What to produce:
Each line below must be set down exactly; omit any image you find.

Entries provided:
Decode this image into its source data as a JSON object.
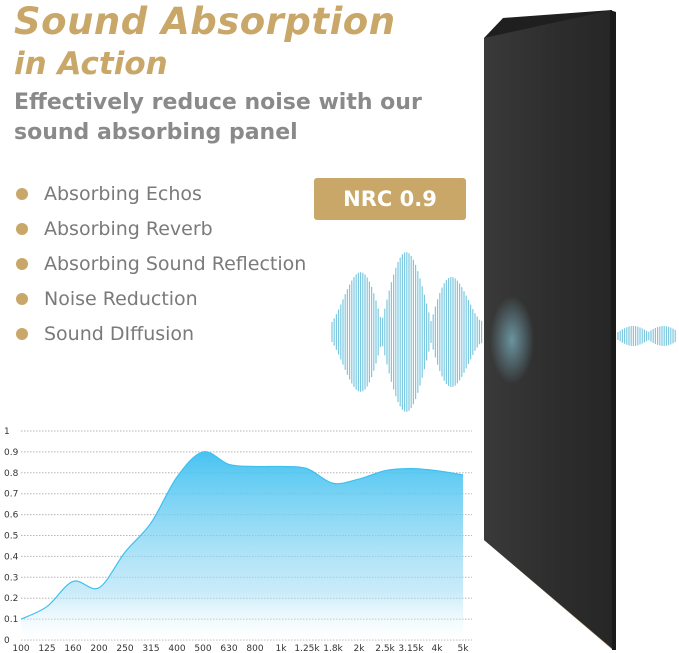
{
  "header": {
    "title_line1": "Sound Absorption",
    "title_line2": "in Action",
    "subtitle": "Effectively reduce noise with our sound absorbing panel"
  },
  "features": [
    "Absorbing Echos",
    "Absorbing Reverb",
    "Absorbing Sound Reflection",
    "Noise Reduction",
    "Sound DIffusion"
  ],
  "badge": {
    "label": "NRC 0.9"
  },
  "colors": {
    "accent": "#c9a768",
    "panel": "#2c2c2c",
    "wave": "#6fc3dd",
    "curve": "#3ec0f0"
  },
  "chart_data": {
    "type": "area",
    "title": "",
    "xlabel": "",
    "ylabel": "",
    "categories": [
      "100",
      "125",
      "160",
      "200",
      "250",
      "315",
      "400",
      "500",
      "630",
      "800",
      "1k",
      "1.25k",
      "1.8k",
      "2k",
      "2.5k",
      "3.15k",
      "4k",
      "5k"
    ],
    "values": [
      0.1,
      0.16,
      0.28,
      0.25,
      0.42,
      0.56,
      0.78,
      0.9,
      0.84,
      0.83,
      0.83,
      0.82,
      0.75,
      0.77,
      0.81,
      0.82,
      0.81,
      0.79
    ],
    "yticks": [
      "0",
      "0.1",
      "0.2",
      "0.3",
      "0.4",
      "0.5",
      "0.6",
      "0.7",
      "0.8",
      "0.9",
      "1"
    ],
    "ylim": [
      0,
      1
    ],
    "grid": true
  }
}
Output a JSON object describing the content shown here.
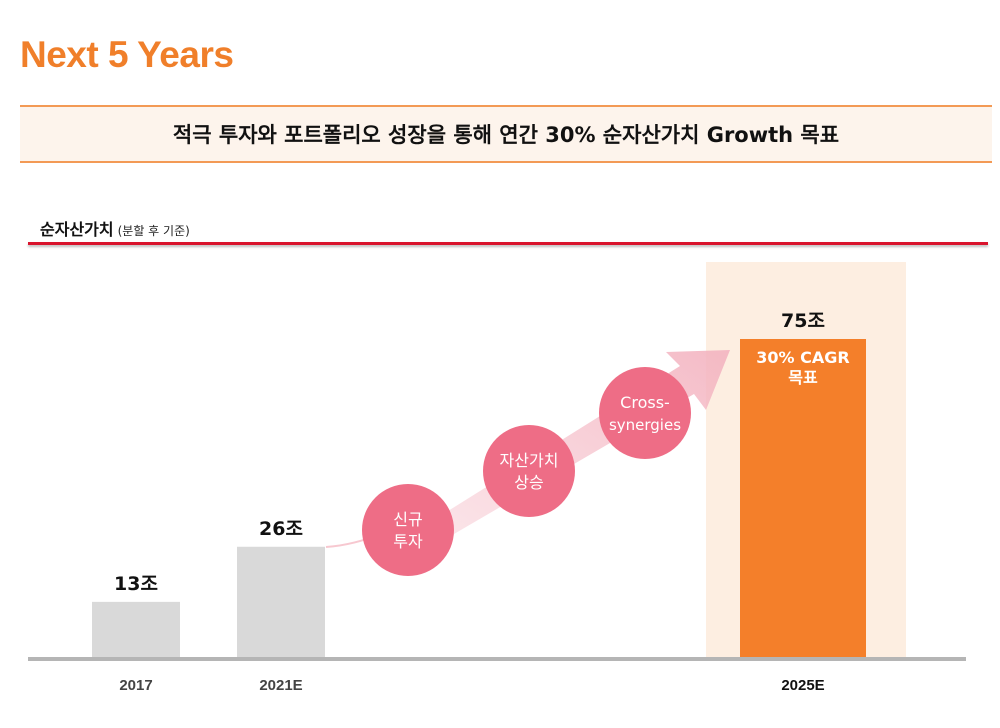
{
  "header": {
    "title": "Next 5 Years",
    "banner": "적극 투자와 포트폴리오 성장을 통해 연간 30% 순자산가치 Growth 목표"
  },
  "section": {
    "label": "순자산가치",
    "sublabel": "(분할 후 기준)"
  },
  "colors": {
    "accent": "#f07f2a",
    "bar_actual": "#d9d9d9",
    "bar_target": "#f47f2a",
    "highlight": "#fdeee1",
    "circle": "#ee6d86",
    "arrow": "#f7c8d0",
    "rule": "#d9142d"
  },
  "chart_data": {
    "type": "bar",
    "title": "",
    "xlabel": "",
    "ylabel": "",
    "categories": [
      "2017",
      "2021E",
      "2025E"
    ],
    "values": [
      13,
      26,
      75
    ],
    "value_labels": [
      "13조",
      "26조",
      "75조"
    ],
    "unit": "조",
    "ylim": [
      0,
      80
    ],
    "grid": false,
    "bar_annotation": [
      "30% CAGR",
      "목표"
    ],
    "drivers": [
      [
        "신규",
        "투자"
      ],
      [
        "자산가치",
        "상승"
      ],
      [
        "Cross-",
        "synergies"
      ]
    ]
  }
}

Reply:
Decode this image into its source data as a JSON object.
{
  "header": {
    "title_line1": "Sound Absorption",
    "title_line2": "in Action",
    "subtitle": "Effectively reduce noise with our sound absorbing panel"
  },
  "features": [
    "Absorbing Echos",
    "Absorbing Reverb",
    "Absorbing Sound Reflection",
    "Noise Reduction",
    "Sound DIffusion"
  ],
  "badge": {
    "label": "NRC 0.9"
  },
  "colors": {
    "accent": "#c9a768",
    "panel": "#2c2c2c",
    "wave": "#6fc3dd",
    "curve": "#3ec0f0"
  },
  "chart_data": {
    "type": "area",
    "title": "",
    "xlabel": "",
    "ylabel": "",
    "categories": [
      "100",
      "125",
      "160",
      "200",
      "250",
      "315",
      "400",
      "500",
      "630",
      "800",
      "1k",
      "1.25k",
      "1.8k",
      "2k",
      "2.5k",
      "3.15k",
      "4k",
      "5k"
    ],
    "values": [
      0.1,
      0.16,
      0.28,
      0.25,
      0.42,
      0.56,
      0.78,
      0.9,
      0.84,
      0.83,
      0.83,
      0.82,
      0.75,
      0.77,
      0.81,
      0.82,
      0.81,
      0.79
    ],
    "yticks": [
      "0",
      "0.1",
      "0.2",
      "0.3",
      "0.4",
      "0.5",
      "0.6",
      "0.7",
      "0.8",
      "0.9",
      "1"
    ],
    "ylim": [
      0,
      1
    ],
    "grid": true
  }
}
Output a JSON object describing the content shown here.
{
  "header": {
    "title": "Next 5 Years",
    "banner": "적극 투자와 포트폴리오 성장을 통해 연간 30% 순자산가치 Growth 목표"
  },
  "section": {
    "label": "순자산가치",
    "sublabel": "(분할 후 기준)"
  },
  "colors": {
    "accent": "#f07f2a",
    "bar_actual": "#d9d9d9",
    "bar_target": "#f47f2a",
    "highlight": "#fdeee1",
    "circle": "#ee6d86",
    "arrow": "#f7c8d0",
    "rule": "#d9142d"
  },
  "chart_data": {
    "type": "bar",
    "title": "",
    "xlabel": "",
    "ylabel": "",
    "categories": [
      "2017",
      "2021E",
      "2025E"
    ],
    "values": [
      13,
      26,
      75
    ],
    "value_labels": [
      "13조",
      "26조",
      "75조"
    ],
    "unit": "조",
    "ylim": [
      0,
      80
    ],
    "grid": false,
    "bar_annotation": [
      "30% CAGR",
      "목표"
    ],
    "drivers": [
      [
        "신규",
        "투자"
      ],
      [
        "자산가치",
        "상승"
      ],
      [
        "Cross-",
        "synergies"
      ]
    ]
  }
}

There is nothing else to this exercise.